>> BEGIN Document segment
This is the mail archive of the libc-hacker@sources.redhat.com mailing list for the glibc project.

Note that libc-hacker is a closed list. You may look at the archives of this list, but subscription and posting are not open.


Index Nav: [Date Index] [Subject Index] [Author Index] [Thread Index]
Message Nav: [Date Prev] [Date Next] [Thread Prev] [Thread Next]
Other format: [Raw text]

[PATCH] Some more regex tests, speed up UTF-8 handling


Hi!

The following patch adds few new tests in tst-regex, so that
case insensitive searches and backwards searches are tested.
Also, it optimizes UTF-8 handling, because otherwise tst-regex
takes hours if not days (always killed it).

For non-UTF-8, I'm afraid re_search_internal should do a re_string_construct
instead of re_string_allocate if range < 0 and perhaps some fields need to
be added to re_string_t for this, so that re_string_reconstruct can in
that case just move the pointers and never recompute anything (it would be
enough to add one bit), because searching from start of string is really
not acceptable performance-wise.

Now, when reading the code I think I found a few problems I'd like
to discuss here.
1) build_wcs_upper_buffer doesn't seem to take into account characters
   where mb length of lowercase character is different from mb length of
   uppercase character, say in tr_TR.UTF-8:
   uppercase of 'i' is '\xc4\xb0' (I with dot above),
   lowercase of 'I' is '\xc4\xb1' (i without dot).
   I have tried to create a testcase for this - bug-regex15.c, but am not
   sure if it should pass, could you please look at it? If it should pass
   (it fails now), I think more tests should be added to test this.
>> END Document segment
Set of tasks —
- 1) Summarize the regex patch message in two sentences.
- 2) In the regex patch message, what is the name of the testcase created for the uppercase and lowercase length problem?
- 3) Carry on the regex patch message from the point where it stops.
The rows that follow the regex patch message are not needed for any of this work.
>> BEGIN Raw data
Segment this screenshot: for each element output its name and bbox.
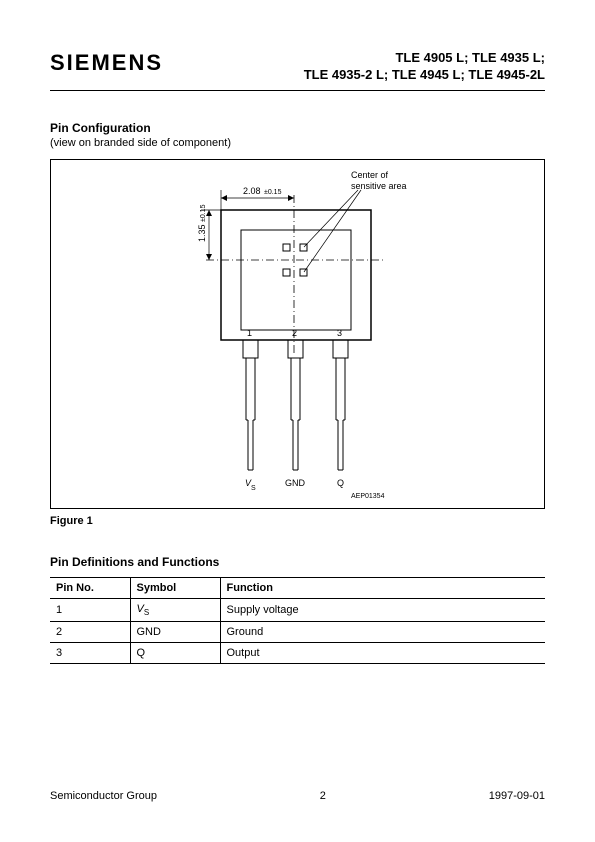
cell-pin-no: 2 — [50, 621, 130, 642]
lead-2 — [288, 340, 303, 470]
pin-label-3: Q — [337, 478, 344, 488]
brand-logo: SIEMENS — [50, 50, 163, 76]
pin-num-1: 1 — [247, 328, 252, 338]
callout-line2: sensitive area — [351, 181, 407, 191]
table-row: 3 Q Output — [50, 642, 545, 663]
package-diagram: Center of sensitive area 2.08 ±0.15 1.35… — [51, 160, 546, 510]
dim-v-value: 1.35 — [197, 224, 207, 242]
table-row: 2 GND Ground — [50, 621, 545, 642]
figure-1-frame: Center of sensitive area 2.08 ±0.15 1.35… — [50, 159, 545, 509]
pin-definitions-table: Pin No. Symbol Function 1 VS Supply volt… — [50, 577, 545, 664]
sym-v: V — [137, 603, 144, 615]
col-symbol: Symbol — [130, 577, 220, 598]
cell-symbol: Q — [130, 642, 220, 663]
parts-line-1: TLE 4905 L; TLE 4935 L; — [304, 50, 545, 67]
header: SIEMENS TLE 4905 L; TLE 4935 L; TLE 4935… — [50, 50, 545, 84]
cell-pin-no: 1 — [50, 598, 130, 621]
cell-function: Ground — [220, 621, 545, 642]
table-row: 1 VS Supply voltage — [50, 598, 545, 621]
sym-s: S — [144, 608, 149, 617]
lead-1 — [243, 340, 258, 470]
pin-num-2: 2 — [292, 328, 297, 338]
lead-3 — [333, 340, 348, 470]
callout-line1: Center of — [351, 170, 389, 180]
pin-config-subtitle: (view on branded side of component) — [50, 137, 545, 149]
dim-h-tol: ±0.15 — [264, 189, 282, 196]
header-rule — [50, 90, 545, 91]
col-pin-no: Pin No. — [50, 577, 130, 598]
cell-symbol: GND — [130, 621, 220, 642]
part-numbers: TLE 4905 L; TLE 4935 L; TLE 4935-2 L; TL… — [304, 50, 545, 84]
parts-line-2: TLE 4935-2 L; TLE 4945 L; TLE 4945-2L — [304, 67, 545, 84]
cell-pin-no: 3 — [50, 642, 130, 663]
table-header-row: Pin No. Symbol Function — [50, 577, 545, 598]
col-function: Function — [220, 577, 545, 598]
dim-h-value: 2.08 — [243, 186, 261, 196]
footer-page: 2 — [320, 790, 326, 802]
drawing-code: AEP01354 — [351, 493, 385, 500]
cell-function: Output — [220, 642, 545, 663]
pin-num-3: 3 — [337, 328, 342, 338]
figure-caption: Figure 1 — [50, 515, 545, 527]
dim-v-tol: ±0.15 — [200, 204, 207, 222]
cell-function: Supply voltage — [220, 598, 545, 621]
footer: Semiconductor Group 2 1997-09-01 — [50, 790, 545, 802]
pin-label-2: GND — [285, 478, 306, 488]
pin-def-title: Pin Definitions and Functions — [50, 555, 545, 569]
footer-left: Semiconductor Group — [50, 790, 157, 802]
cell-symbol: VS — [130, 598, 220, 621]
footer-date: 1997-09-01 — [489, 790, 545, 802]
pin-label-1b: S — [251, 485, 256, 492]
pin-config-title: Pin Configuration — [50, 121, 545, 135]
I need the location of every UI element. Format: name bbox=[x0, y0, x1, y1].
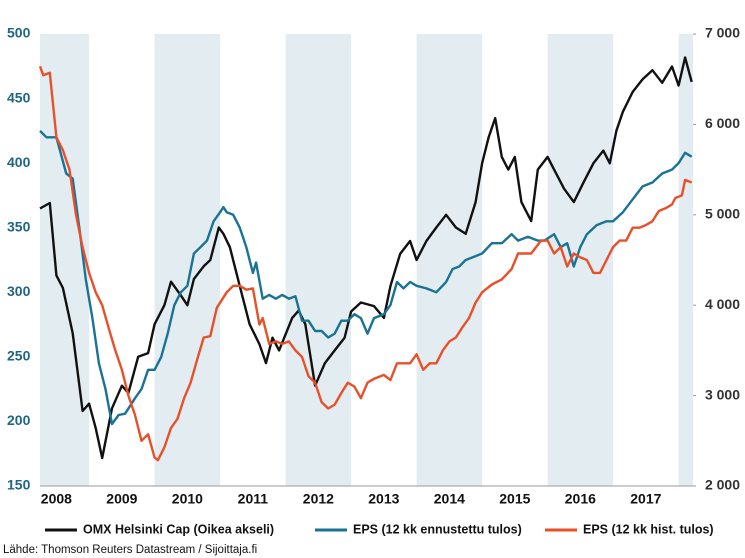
y-tick-label: 200 bbox=[7, 412, 31, 428]
x-tick-label: 2017 bbox=[630, 491, 661, 507]
y-tick-label: 400 bbox=[7, 154, 31, 170]
y2-tick-label: 5 000 bbox=[705, 206, 740, 222]
year-band bbox=[40, 34, 90, 486]
y-tick-label: 500 bbox=[7, 25, 31, 41]
series-line bbox=[38, 65, 693, 462]
year-band bbox=[416, 34, 483, 486]
x-tick-label: 2013 bbox=[368, 491, 399, 507]
y-tick-label: 350 bbox=[7, 218, 31, 234]
legend-label: OMX Helsinki Cap (Oikea akseli) bbox=[83, 522, 274, 536]
y-tick-label: 300 bbox=[7, 283, 31, 299]
x-tick-label: 2012 bbox=[303, 491, 334, 507]
y-tick-label: 150 bbox=[7, 477, 31, 493]
x-tick-label: 2016 bbox=[565, 491, 596, 507]
series-line bbox=[39, 56, 693, 460]
year-band bbox=[547, 34, 614, 486]
x-tick-label: 2008 bbox=[41, 491, 72, 507]
series-line bbox=[39, 130, 693, 426]
year-band bbox=[285, 34, 352, 486]
x-tick-label: 2011 bbox=[238, 491, 269, 507]
x-tick-label: 2014 bbox=[434, 491, 465, 507]
year-band bbox=[678, 34, 693, 486]
y2-tick-label: 6 000 bbox=[705, 115, 740, 131]
y2-tick-label: 4 000 bbox=[705, 296, 740, 312]
y2-tick-label: 2 000 bbox=[705, 477, 740, 493]
y2-tick-label: 3 000 bbox=[705, 386, 740, 402]
x-tick-label: 2015 bbox=[499, 491, 530, 507]
x-tick-label: 2009 bbox=[106, 491, 137, 507]
y-tick-label: 250 bbox=[7, 348, 31, 364]
legend-label: EPS (12 kk ennustettu tulos) bbox=[353, 522, 522, 536]
x-tick-label: 2010 bbox=[172, 491, 203, 507]
y2-tick-label: 7 000 bbox=[705, 25, 740, 41]
y-tick-label: 450 bbox=[7, 89, 31, 105]
source: Lähde: Thomson Reuters Datastream / Sijo… bbox=[3, 544, 257, 556]
legend-label: EPS (12 kk hist. tulos) bbox=[583, 522, 714, 536]
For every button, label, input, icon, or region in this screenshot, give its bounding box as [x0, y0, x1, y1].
>> END Raw data
Exercise results —
- 1) The message presents a patch that adds tests to tst-regex for case-insensitive and backward searches and optimizes UTF-8 handling, since otherwise tst-regex takes hours if not days. It also reports that build_wcs_upper_buffer does not seem to account for characters whose lowercase and uppercase forms differ in multibyte length, as in tr_TR.UTF-8, and asks for a review of the testcase bug-regex15.c, which currently fails.

- 2) bug-regex15.c

- 3)
   There is also the question of which characters in mbs and mbs_case
   re_string_t arrays are considered valid. If just the first character
   in the multi-byte sequence, then this could be handled by doing
   wcrtomb into temporary buffer and then copying back just the first
   character
2) do we really need mbs_case array at all? Especially if non-UTF-8
   range < 0 re_search is handled by re_string_construct, it could make
   visible memory usage difference. From what I can see, mbs_case is only
   really used in regcomp, never in regexec and even there only for rare
   occurences. Furthermore, it looks like mbs_case is not set up
   in all cases, e.g. with build_wcs_upper_buffer only for mbclen == 1
   chars
3) how is translate supposed to do with MB_CUR_MAX > 1 charsets?
   Most of the places just apply the translation if mbclen == 1 (e.g. for
   UTF-8 this is 0..0x7f), but some other places apply trans when
   wc <= 0xff (which is e.g. in UTF-8 different thing).
4) I don't understand the COMPLEX_BRACKET magic in re_compile_fastmap_iter
   with collate sequences too much, wonder if it would not be possible
   to make fastmap work with MB_CUR_MAX > 1 && icase. For the individual
   chars, setting fastmap for both first byte of lowercase mb sequence
   and first byte of uppercase mb sequence should be enough - this could
   speed up range < 0 searching a lot
5) I see IS_WORD_CHAR used in transit_state_bkref_loop, shouldn't that
   be IS_WIDE_WORD_CHAR for MB_CUR_MAX > 1?
6) re_search_internal calls re_string_allocate with input_len
   dfa->nodes_len + 1. Is there any guarantee this is bigger or equal
   to MB_CUR_MAX? I'm afraid bad things will happen if the buffers
   cannot do at least one full character.

We need more tests for MB_CUR_MAX > 1 regex searches, ChangeLog.8
has only two non-ASCII chars, which is not enough to cover this.
Apparently none of the testcases check whether translate works.

2002-11-13  Jakub Jelinek  <jakuB@redhat.com>

	* posix/regex_internal.c (re_string_allocate, re_string_construct,
	re_string_realloc_buffers, re_string_context_at): Use mb_cur_max
	re_string_t field instead of MB_CUR_MAX.
	(re_string_reconstruct): Likewise.  Optimize UTF-8.
	(re_string_constuct_common): Initialize mb_cur_max, utf8.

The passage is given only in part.